- [SHORT EXERCISE]
Locate the lines of the listing below that hold "image", then copy each of them.
**** ITEMS
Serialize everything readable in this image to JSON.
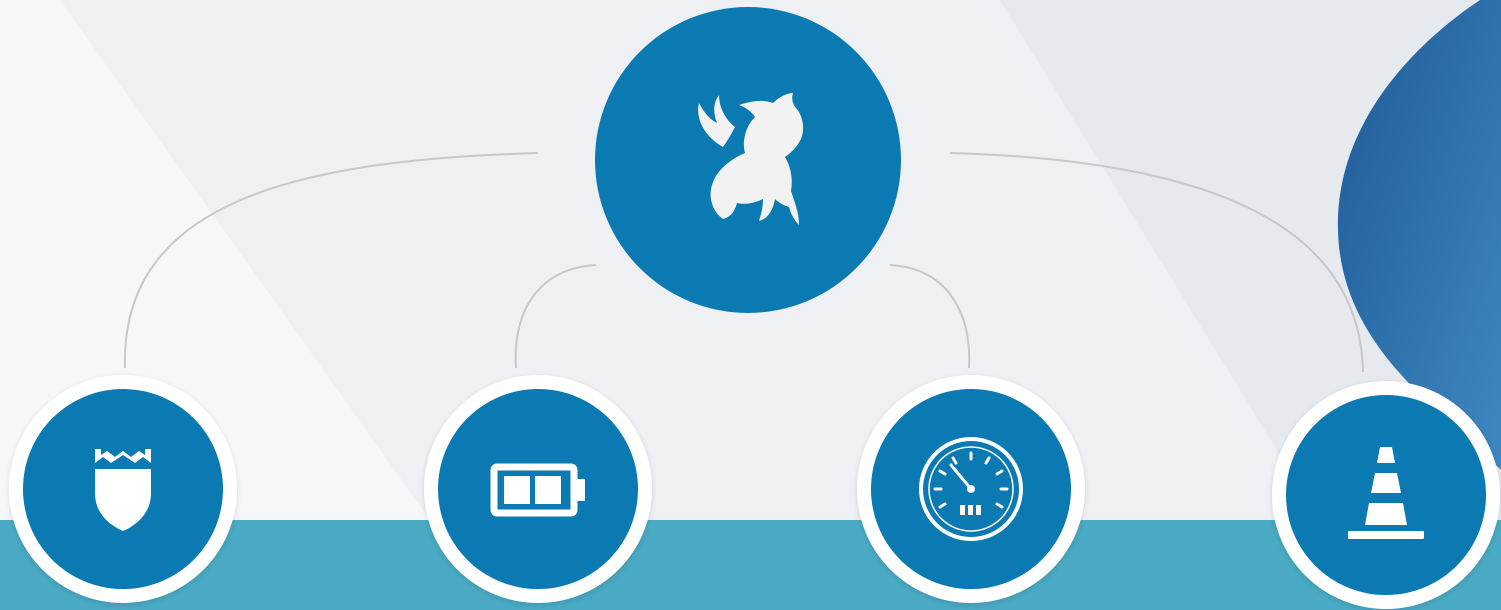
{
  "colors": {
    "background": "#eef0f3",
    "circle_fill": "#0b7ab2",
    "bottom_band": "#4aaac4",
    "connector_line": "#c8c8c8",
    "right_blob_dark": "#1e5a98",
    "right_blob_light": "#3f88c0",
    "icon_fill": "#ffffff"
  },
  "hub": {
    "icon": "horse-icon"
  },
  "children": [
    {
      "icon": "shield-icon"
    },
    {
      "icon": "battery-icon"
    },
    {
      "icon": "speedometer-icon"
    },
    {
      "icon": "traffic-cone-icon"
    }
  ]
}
********
**** ITEMS
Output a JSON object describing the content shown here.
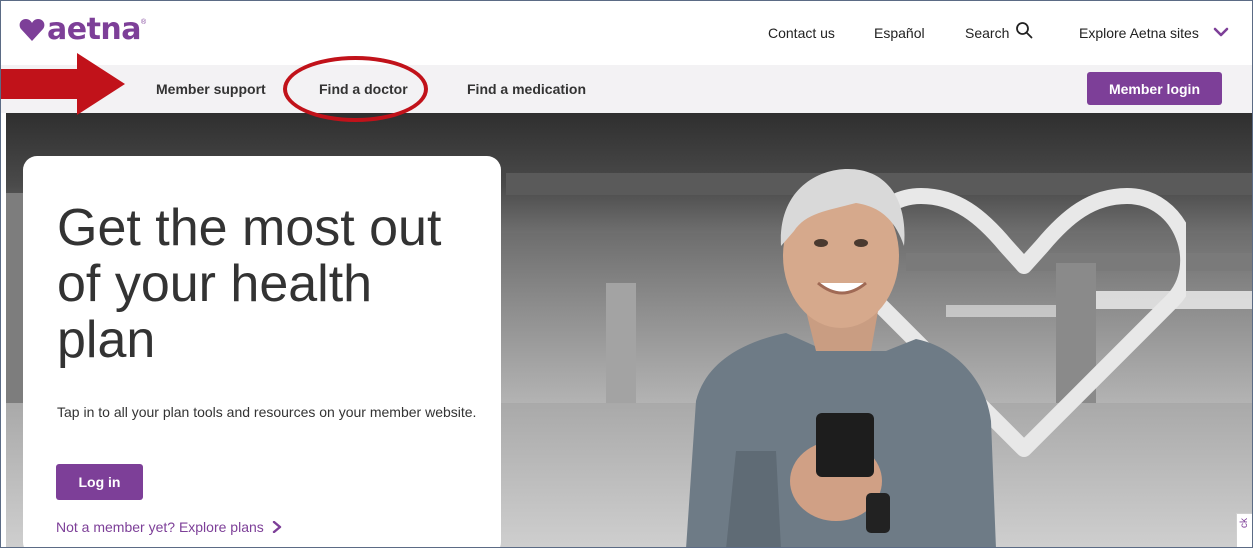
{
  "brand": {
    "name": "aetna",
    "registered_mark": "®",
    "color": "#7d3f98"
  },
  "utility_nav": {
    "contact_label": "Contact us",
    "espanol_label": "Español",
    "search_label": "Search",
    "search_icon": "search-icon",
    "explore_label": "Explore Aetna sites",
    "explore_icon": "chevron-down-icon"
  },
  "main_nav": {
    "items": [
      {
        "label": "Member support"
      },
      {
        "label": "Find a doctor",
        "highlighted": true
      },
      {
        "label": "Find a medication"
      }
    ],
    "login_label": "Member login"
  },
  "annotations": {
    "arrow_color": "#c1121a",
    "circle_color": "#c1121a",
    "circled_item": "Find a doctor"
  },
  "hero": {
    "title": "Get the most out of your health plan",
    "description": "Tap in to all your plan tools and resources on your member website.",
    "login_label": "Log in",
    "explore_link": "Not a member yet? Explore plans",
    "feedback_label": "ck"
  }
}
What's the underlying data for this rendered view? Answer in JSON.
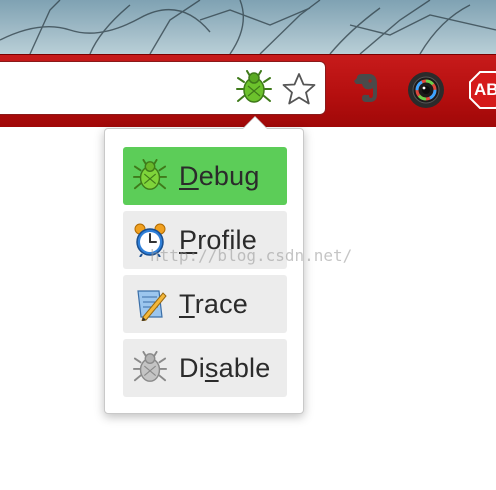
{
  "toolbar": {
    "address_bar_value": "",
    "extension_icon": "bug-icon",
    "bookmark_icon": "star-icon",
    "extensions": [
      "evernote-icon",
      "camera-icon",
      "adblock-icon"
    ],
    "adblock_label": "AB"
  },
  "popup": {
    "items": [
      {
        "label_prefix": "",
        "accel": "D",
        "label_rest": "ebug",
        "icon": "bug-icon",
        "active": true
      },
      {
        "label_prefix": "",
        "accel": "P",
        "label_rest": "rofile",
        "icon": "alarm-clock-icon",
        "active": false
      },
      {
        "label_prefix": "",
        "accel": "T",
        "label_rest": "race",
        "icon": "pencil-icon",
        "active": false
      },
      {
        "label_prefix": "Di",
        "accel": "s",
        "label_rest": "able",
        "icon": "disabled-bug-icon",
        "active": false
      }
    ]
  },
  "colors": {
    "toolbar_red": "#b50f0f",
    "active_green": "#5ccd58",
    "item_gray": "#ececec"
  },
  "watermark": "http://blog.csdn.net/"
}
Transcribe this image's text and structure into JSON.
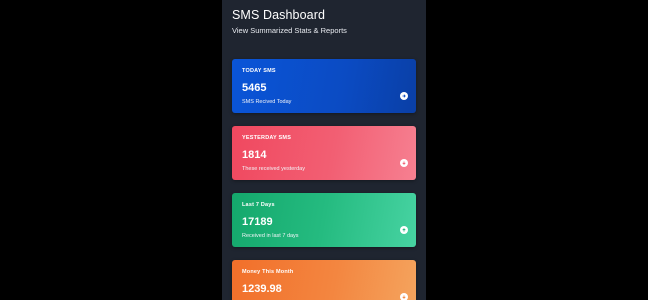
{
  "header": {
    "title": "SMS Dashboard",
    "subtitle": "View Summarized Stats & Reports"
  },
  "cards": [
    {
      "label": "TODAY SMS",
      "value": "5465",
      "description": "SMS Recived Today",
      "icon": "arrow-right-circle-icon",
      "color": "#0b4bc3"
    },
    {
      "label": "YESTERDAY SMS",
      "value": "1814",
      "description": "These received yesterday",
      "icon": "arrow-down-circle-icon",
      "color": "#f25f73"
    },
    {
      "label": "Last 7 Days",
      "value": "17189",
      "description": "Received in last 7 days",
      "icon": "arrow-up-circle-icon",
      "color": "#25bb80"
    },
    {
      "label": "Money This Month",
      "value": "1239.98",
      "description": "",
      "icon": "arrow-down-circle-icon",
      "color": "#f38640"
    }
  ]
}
********
**** ITEMS
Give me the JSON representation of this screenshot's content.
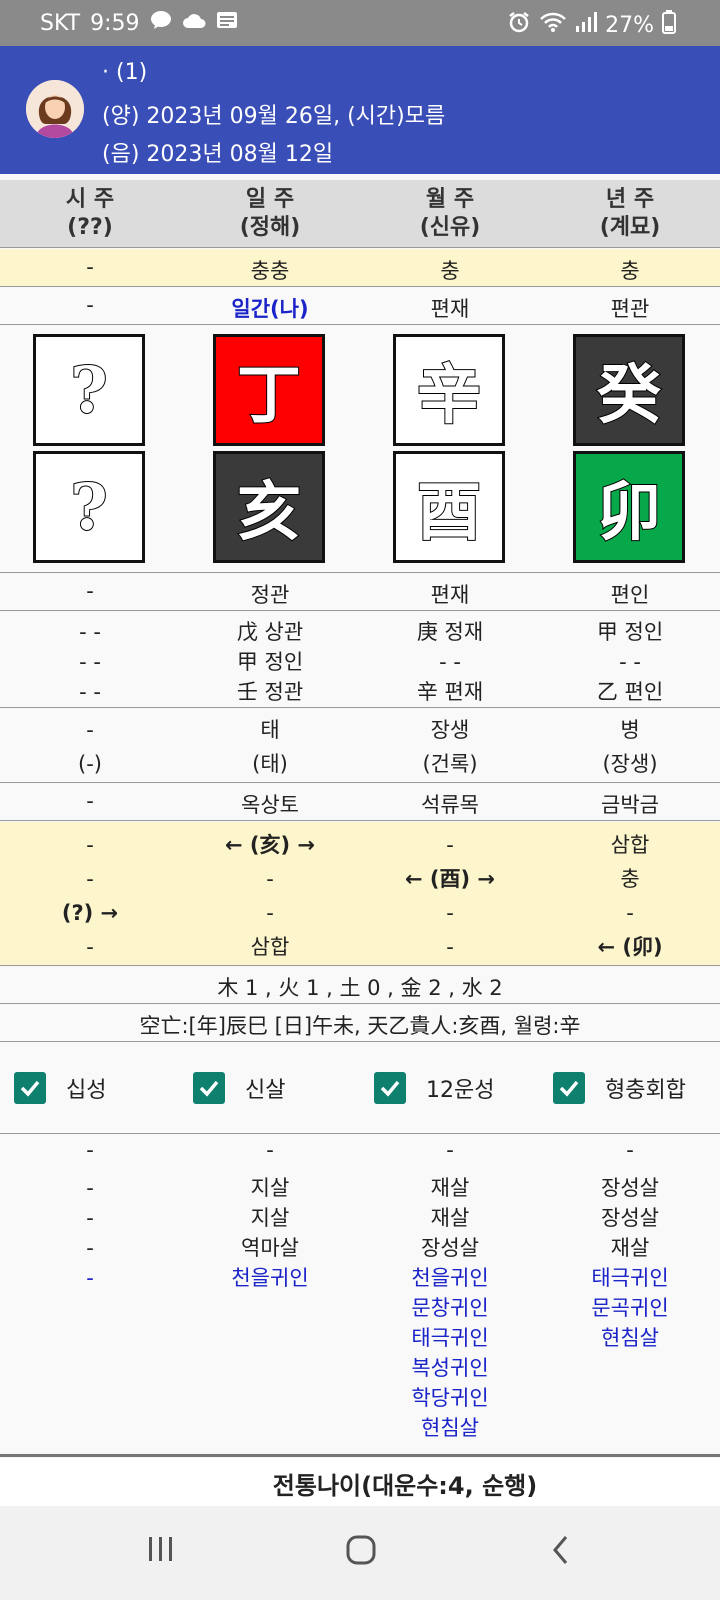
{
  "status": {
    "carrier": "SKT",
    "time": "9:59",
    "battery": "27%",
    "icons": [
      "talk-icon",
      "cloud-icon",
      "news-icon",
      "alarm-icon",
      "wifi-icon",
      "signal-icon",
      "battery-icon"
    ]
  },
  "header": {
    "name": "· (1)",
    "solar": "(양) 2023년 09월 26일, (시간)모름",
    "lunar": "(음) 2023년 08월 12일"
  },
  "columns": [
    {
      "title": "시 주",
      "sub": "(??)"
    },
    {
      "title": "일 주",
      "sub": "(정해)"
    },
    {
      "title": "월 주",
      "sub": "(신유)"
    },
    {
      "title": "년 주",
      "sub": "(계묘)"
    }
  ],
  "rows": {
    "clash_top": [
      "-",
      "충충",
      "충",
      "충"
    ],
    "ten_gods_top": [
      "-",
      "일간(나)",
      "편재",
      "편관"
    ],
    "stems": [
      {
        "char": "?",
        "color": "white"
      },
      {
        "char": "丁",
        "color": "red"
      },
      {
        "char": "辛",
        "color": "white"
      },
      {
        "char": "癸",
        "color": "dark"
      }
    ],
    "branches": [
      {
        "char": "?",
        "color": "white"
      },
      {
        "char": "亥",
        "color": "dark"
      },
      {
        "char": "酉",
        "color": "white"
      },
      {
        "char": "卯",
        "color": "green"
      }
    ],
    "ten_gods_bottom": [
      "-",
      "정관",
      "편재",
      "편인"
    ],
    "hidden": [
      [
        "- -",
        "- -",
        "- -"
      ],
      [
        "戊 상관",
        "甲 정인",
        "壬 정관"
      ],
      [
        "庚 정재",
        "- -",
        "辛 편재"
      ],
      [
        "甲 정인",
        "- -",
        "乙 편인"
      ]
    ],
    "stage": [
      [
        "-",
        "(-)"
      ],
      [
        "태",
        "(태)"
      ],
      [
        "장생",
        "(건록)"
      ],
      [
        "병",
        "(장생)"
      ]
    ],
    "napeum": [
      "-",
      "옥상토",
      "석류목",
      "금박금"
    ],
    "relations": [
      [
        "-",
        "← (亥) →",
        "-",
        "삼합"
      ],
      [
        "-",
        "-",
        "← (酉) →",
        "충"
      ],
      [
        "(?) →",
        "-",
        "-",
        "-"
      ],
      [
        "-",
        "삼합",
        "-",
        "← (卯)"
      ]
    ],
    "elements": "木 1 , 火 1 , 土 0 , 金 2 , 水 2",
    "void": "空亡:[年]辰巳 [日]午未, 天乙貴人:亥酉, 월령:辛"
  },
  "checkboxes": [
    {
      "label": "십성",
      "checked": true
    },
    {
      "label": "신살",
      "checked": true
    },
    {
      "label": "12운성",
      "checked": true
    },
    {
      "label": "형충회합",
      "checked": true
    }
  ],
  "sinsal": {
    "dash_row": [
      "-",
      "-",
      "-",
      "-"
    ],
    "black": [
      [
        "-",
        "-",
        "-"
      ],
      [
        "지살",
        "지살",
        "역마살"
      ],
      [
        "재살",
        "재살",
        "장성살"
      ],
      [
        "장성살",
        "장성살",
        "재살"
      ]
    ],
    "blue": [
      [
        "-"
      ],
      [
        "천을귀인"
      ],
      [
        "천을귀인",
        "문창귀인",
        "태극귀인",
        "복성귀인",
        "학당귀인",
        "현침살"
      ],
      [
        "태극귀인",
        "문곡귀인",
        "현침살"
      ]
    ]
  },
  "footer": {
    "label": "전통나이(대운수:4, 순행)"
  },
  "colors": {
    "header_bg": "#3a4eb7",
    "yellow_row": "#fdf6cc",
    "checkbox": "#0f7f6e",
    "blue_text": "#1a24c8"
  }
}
********
- [WRITTEN REPLY]
Serialize everything readable in this image to JSON.
Transcribe this image's text and structure into JSON.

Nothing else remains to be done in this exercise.